SHORT EXERCISE — Copy the lines holding the word "Preset", all of them.
----- SUPPLIED RECORDS
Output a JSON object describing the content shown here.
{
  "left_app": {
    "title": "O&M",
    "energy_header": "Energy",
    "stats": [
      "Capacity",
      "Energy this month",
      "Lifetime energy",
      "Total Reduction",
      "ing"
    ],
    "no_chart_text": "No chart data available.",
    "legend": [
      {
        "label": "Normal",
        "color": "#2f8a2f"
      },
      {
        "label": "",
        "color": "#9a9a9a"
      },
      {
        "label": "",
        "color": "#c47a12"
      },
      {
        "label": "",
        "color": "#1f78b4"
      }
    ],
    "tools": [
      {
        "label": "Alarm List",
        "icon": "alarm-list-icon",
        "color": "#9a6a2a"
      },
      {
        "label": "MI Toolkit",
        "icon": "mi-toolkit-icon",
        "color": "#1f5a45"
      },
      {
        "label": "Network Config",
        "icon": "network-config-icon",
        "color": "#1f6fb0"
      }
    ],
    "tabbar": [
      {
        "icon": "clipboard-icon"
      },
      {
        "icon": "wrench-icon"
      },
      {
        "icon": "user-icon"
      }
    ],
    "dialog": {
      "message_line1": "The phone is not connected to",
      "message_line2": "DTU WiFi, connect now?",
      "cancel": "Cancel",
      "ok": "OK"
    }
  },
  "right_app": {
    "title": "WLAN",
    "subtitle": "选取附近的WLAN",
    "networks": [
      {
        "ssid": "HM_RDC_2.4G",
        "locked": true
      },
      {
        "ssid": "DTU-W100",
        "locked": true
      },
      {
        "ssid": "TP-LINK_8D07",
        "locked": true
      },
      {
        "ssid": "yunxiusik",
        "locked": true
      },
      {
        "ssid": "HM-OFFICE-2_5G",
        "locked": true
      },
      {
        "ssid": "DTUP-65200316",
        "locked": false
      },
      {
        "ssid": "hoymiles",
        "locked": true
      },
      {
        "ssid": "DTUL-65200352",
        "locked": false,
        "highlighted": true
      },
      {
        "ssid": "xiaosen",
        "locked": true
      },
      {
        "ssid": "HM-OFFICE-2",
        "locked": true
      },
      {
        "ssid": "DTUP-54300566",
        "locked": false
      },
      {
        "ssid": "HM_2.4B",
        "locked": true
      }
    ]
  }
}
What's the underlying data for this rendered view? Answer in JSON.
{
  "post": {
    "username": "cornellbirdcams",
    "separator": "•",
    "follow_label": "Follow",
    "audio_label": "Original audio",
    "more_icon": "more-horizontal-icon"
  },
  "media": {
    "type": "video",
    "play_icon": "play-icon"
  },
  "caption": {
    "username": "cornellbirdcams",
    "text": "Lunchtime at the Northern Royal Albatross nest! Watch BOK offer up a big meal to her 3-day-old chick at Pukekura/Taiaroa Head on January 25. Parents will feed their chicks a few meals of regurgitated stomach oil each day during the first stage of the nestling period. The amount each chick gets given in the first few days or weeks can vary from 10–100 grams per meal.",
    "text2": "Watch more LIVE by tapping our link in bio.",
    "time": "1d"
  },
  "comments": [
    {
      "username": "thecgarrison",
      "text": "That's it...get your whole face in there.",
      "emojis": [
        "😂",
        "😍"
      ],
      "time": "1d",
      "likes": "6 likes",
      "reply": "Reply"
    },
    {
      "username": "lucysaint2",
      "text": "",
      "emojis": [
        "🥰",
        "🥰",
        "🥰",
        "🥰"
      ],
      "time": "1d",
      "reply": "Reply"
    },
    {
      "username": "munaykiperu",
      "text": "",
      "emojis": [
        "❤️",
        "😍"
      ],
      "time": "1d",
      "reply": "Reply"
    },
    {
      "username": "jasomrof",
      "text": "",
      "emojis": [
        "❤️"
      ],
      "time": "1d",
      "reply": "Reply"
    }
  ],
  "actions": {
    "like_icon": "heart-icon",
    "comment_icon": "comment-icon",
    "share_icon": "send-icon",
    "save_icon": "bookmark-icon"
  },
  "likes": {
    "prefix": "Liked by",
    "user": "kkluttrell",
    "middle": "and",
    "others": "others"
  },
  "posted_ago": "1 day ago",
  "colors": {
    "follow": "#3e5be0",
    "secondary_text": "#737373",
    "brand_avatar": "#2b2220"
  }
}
----------
----- SUPPLIED RECORDS
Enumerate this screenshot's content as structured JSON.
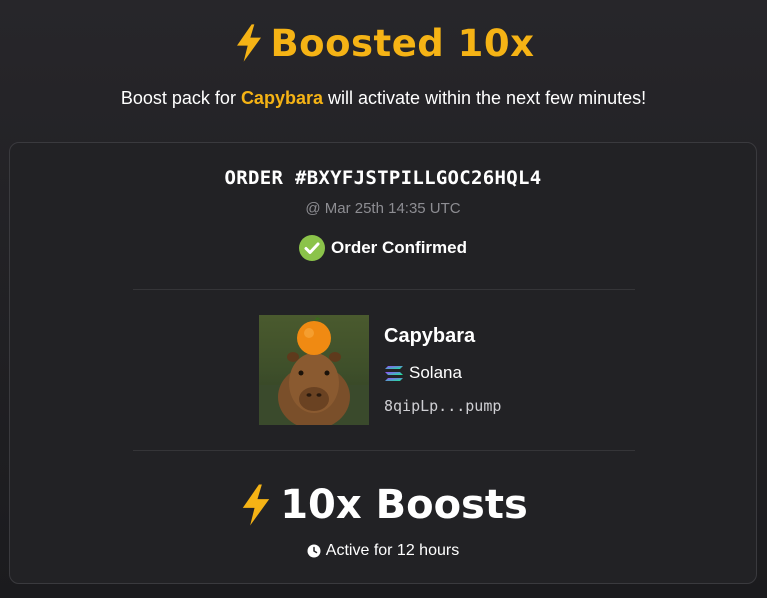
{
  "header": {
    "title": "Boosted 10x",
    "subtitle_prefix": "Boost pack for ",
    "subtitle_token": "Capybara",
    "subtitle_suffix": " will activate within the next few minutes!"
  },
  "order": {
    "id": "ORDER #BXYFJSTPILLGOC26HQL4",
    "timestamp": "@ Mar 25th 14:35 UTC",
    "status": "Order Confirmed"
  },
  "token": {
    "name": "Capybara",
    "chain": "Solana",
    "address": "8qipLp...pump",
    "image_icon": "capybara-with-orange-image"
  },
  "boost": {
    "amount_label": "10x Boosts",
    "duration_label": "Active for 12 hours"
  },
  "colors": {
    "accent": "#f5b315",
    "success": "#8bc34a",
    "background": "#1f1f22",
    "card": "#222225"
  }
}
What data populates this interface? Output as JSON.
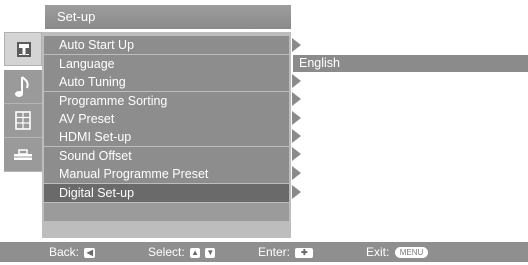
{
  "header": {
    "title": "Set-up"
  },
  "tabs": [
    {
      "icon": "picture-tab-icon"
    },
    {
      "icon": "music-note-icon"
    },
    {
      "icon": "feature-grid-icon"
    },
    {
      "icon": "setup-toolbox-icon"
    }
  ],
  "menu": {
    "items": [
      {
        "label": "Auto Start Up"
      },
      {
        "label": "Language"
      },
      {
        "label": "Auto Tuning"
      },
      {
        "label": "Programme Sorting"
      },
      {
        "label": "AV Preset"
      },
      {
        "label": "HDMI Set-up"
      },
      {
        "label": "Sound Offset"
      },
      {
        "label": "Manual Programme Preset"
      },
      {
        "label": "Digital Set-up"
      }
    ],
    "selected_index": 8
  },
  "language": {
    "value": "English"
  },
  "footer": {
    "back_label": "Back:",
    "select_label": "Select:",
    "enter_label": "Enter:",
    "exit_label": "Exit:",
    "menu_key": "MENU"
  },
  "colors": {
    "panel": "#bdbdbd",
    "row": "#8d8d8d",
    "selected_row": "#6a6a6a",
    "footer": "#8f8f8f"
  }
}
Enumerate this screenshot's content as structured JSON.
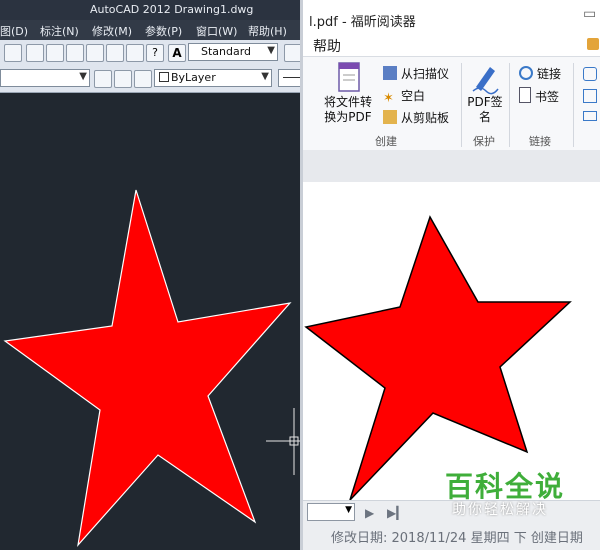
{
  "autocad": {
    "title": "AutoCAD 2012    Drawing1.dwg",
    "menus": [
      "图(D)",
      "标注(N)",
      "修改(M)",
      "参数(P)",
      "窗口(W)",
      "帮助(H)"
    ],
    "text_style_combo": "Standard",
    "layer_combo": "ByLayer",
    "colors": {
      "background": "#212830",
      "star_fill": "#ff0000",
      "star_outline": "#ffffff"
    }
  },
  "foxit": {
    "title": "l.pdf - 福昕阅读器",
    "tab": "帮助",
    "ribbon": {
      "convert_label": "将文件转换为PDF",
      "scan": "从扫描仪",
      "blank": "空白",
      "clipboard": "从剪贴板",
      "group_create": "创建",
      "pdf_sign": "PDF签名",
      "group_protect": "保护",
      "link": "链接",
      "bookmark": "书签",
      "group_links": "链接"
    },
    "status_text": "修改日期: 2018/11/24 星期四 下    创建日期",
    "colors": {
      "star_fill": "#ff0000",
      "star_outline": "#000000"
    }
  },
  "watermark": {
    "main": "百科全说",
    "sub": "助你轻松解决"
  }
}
----------
RESULT FOR THIS TASK —
        "label": "AV Preset"
        "label": "Manual Programme Preset"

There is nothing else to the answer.